[START OF SUPPLIED PASSAGE]

K Ram Kumar | March 04, 2004 11:57 IST

Want to trick a bank into giving loans by palming off same title deed? Possible.

Want to con a bank into giving loan by showing a fake salary certificate? Possible.

Want to take a vehicle loan by showing bogus dealer invoice/ registration certificate from the road transport office? Possible.

With overzealous banks falling over each other to push retail loans, all these devious possibilities and more exist for now.

Waking up to the threat posed by ingenious fraudsters and also to contain 'collateral damage' in the future, banks, housing finance companies, non-banking finance companies and credit card companies are all set to exchange credit information for the first time ever under the aegis of the Credit Information Bureau India Ltd.

Come April, habitual credit card defaulters and concurrent home loan borrowers beware! Your game is up.

The bureau aims to mitigate the perennial fear of bankers that their credit decisions might go awry. All that a member-bank will need to do is to run a background check with the bureau on past financial transactions and creditworthiness of prospective borrowers before processing their loan applications.

The bureau will be a repository of positive and negative credit information. Credit grantors can get reports on prospective borrowers from us to overcome the problem of serial defaults and concurrent borrowings, according to Satish Mehta, managing director, CIBIL.

Exchange of credit information will be based purely on the principle reciprocity. Just becoming a member of the bureau doesn't entitle the credit grantor to source information. The credit grantor has to feed information to the bureau at regular intervals.

[END OF SUPPLIED PASSAGE]

▶ [REQUIREMENT A] In the rows below, write out the lines from the one containing "add-note-placeholder[interactable]: Add note" through the one containing "checklist-item-label: Chili pepper", both included, with no changes.

[START OF RECORD EXTRACTS]

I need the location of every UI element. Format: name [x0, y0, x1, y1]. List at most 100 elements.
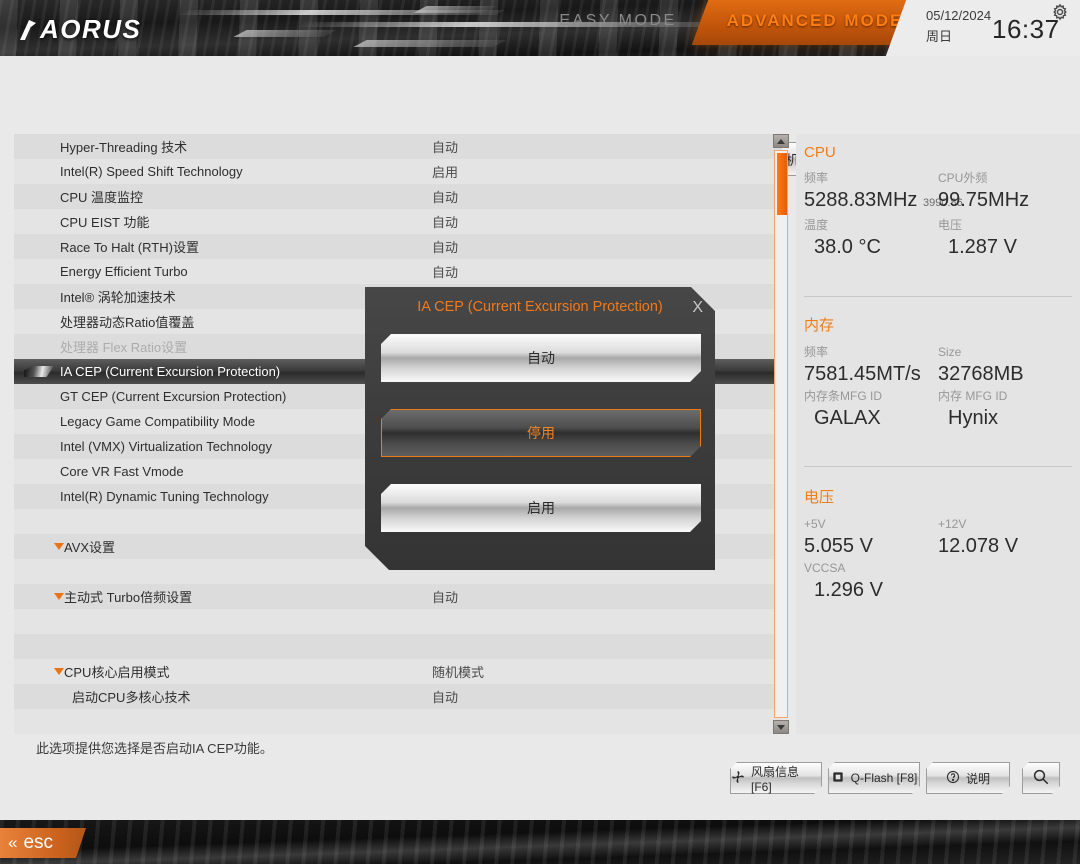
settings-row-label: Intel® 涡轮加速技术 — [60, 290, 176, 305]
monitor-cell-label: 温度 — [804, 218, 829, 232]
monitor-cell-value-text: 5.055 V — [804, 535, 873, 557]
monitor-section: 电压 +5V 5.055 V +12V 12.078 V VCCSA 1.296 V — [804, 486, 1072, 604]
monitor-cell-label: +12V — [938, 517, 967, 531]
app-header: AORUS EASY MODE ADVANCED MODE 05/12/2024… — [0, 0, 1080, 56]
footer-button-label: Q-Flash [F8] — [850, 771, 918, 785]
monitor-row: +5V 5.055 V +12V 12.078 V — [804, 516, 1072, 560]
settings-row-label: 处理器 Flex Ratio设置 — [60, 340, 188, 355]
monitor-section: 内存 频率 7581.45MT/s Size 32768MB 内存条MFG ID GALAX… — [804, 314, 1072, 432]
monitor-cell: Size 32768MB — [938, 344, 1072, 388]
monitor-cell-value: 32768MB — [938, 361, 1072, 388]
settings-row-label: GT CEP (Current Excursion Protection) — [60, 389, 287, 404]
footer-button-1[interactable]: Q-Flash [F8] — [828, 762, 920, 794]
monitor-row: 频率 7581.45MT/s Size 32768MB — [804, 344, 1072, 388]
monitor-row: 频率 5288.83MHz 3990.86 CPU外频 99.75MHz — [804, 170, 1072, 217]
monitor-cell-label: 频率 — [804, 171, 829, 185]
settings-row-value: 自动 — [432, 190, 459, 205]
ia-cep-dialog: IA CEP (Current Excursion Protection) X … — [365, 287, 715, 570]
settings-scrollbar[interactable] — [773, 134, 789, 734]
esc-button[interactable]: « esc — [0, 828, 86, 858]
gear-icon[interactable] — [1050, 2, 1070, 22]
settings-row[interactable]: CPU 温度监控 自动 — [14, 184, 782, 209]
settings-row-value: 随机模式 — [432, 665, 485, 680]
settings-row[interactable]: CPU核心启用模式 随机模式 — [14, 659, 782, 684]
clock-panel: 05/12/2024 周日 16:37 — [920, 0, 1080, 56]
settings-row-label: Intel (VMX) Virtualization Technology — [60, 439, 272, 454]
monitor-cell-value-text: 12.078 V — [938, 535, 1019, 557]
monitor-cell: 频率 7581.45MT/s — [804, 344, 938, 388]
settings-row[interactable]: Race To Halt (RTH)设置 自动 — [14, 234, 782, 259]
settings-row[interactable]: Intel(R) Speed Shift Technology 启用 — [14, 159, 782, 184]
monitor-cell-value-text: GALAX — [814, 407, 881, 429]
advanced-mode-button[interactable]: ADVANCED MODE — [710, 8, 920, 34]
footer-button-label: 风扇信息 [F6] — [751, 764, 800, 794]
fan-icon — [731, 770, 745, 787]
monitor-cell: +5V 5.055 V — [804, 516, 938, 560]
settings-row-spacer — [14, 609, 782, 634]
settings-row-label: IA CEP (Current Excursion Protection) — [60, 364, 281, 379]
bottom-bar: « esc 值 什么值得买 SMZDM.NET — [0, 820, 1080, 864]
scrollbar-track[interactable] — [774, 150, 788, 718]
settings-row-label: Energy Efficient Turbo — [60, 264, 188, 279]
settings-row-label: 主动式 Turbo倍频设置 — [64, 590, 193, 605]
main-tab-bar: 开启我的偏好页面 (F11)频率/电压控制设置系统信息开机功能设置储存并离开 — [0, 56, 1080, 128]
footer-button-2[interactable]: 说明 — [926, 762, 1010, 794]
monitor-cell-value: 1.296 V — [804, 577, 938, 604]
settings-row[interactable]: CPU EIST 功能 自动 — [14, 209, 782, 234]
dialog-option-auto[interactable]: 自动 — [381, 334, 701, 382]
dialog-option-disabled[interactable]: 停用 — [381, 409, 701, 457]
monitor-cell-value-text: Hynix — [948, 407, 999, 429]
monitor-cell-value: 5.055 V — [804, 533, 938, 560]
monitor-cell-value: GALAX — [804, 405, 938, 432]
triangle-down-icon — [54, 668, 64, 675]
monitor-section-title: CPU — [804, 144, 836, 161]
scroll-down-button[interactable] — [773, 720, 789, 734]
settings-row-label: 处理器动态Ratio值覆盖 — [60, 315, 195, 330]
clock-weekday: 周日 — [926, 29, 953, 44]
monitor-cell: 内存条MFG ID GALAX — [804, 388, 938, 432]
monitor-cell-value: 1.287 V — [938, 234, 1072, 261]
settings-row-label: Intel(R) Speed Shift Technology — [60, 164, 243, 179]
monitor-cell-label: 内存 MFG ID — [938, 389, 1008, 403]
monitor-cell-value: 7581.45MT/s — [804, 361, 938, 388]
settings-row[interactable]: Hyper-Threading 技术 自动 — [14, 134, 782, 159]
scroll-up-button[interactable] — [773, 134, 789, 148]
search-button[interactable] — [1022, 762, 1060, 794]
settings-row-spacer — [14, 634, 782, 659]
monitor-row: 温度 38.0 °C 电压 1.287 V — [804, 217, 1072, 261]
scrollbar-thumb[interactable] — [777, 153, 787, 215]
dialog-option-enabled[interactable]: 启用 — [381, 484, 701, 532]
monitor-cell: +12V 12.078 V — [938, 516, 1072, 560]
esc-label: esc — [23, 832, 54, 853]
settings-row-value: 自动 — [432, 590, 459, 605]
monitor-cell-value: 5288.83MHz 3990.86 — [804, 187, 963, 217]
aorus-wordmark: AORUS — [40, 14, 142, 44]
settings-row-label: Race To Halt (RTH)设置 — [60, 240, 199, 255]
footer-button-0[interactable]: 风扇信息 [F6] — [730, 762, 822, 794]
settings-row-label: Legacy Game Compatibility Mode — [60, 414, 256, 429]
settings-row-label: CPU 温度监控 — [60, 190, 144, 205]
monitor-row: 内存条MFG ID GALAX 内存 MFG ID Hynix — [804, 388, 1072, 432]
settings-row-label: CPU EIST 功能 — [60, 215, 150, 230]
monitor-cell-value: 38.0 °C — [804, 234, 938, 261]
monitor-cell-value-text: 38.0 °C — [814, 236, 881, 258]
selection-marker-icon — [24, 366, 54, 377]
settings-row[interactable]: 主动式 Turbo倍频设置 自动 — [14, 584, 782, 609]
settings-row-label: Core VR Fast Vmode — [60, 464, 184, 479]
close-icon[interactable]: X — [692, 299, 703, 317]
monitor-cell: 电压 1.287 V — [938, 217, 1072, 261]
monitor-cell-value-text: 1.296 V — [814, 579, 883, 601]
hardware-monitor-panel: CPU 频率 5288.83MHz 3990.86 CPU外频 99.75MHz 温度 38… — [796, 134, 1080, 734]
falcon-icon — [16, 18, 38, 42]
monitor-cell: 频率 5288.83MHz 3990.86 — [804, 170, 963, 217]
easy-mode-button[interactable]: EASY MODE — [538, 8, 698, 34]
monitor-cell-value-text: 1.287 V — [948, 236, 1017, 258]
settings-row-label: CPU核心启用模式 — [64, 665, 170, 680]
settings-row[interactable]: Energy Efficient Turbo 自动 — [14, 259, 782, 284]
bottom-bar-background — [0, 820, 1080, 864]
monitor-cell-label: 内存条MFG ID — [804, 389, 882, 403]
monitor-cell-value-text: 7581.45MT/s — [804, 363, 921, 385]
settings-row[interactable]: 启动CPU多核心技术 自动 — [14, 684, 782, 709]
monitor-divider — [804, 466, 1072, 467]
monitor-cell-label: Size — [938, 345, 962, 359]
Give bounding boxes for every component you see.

[END OF RECORD EXTRACTS]
[START OF RECORD EXTRACTS]

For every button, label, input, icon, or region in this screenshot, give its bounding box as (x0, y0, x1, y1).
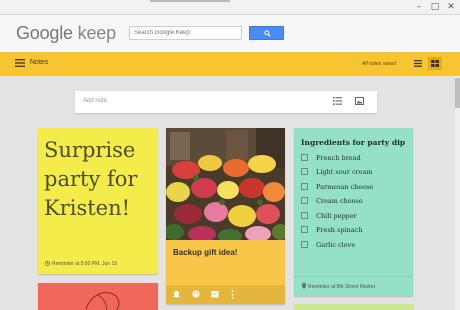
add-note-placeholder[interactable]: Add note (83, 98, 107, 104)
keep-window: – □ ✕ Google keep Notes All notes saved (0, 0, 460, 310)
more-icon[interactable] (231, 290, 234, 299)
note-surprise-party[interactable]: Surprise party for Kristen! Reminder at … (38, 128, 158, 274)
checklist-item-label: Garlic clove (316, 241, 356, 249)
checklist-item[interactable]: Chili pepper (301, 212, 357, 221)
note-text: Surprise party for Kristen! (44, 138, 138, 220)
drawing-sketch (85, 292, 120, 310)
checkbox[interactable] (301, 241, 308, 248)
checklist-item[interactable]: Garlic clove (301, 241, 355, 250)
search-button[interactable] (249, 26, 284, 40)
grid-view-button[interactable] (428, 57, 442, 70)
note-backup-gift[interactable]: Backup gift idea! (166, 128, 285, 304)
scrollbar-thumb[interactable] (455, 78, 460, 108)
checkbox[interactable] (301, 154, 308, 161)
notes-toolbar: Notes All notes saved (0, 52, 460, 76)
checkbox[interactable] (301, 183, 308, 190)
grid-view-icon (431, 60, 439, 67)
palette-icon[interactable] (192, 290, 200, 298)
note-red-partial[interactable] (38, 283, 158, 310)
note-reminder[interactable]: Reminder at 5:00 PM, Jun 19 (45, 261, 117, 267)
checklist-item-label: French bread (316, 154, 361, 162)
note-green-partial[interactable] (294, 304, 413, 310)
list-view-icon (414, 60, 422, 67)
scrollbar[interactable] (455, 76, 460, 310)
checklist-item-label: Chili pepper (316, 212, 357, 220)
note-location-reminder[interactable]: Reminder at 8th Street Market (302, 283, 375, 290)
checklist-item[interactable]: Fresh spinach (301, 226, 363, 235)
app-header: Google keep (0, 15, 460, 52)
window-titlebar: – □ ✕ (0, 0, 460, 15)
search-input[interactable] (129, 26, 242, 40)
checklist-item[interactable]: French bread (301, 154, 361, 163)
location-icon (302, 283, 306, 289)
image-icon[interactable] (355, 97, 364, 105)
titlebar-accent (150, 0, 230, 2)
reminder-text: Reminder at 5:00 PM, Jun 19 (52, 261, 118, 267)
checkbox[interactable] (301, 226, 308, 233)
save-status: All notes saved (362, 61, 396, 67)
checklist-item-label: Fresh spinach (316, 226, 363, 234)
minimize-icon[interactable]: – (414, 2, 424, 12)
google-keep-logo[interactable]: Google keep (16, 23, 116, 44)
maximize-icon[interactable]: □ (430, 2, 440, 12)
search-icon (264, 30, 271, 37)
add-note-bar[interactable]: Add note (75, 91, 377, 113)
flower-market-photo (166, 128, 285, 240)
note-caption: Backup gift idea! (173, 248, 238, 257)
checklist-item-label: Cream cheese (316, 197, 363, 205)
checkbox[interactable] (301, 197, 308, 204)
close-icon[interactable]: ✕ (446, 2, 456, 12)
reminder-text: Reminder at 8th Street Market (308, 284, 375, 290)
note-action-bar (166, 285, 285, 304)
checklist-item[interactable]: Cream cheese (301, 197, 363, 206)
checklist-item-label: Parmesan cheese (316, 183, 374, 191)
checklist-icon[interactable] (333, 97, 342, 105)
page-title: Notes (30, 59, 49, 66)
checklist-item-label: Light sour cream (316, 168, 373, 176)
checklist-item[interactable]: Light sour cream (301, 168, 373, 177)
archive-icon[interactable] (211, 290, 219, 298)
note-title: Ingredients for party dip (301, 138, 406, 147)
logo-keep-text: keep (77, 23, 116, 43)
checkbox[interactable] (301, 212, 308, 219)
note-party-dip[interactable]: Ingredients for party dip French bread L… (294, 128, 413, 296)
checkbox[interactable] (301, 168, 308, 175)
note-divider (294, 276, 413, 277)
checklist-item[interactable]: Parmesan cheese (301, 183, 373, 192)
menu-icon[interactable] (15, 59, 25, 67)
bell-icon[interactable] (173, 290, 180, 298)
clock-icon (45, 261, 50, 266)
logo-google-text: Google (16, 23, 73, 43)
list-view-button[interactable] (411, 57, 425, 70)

[END OF RECORD EXTRACTS]

▶ [REQUIREMENT B] In the article about the credit bureau, what does a credit grantor have to do at regular intervals?

▶ [TASK RESPONSE A]
add-note-placeholder[interactable]: Add note (83, 98, 107, 104)
keep-window: – □ ✕ Google keep Notes All notes saved (0, 0, 460, 310)
more-icon[interactable] (231, 290, 234, 299)
note-surprise-party[interactable]: Surprise party for Kristen! Reminder at … (38, 128, 158, 274)
checklist-item-label: Garlic clove (316, 241, 356, 249)
checklist-item[interactable]: Chili pepper (301, 212, 357, 221)
note-text: Surprise party for Kristen! (44, 138, 138, 220)
drawing-sketch (85, 292, 120, 310)
checkbox[interactable] (301, 241, 308, 248)
checklist-item[interactable]: Garlic clove (301, 241, 355, 250)
search-button[interactable] (249, 26, 284, 40)
grid-view-button[interactable] (428, 57, 442, 70)
note-backup-gift[interactable]: Backup gift idea! (166, 128, 285, 304)
scrollbar-thumb[interactable] (455, 78, 460, 108)
checkbox[interactable] (301, 154, 308, 161)
notes-toolbar: Notes All notes saved (0, 52, 460, 76)
checkbox[interactable] (301, 183, 308, 190)
grid-view-icon (431, 60, 439, 67)
palette-icon[interactable] (192, 290, 200, 298)
note-red-partial[interactable] (38, 283, 158, 310)
note-reminder[interactable]: Reminder at 5:00 PM, Jun 19 (45, 261, 117, 267)
checklist-item-label: French bread (316, 154, 361, 162)
note-green-partial[interactable] (294, 304, 413, 310)
list-view-icon (414, 60, 422, 67)
scrollbar[interactable] (455, 76, 460, 310)
checklist-item-label: Chili pepper (316, 212, 357, 220)

▶ [TASK RESPONSE B] Feed information to the bureau.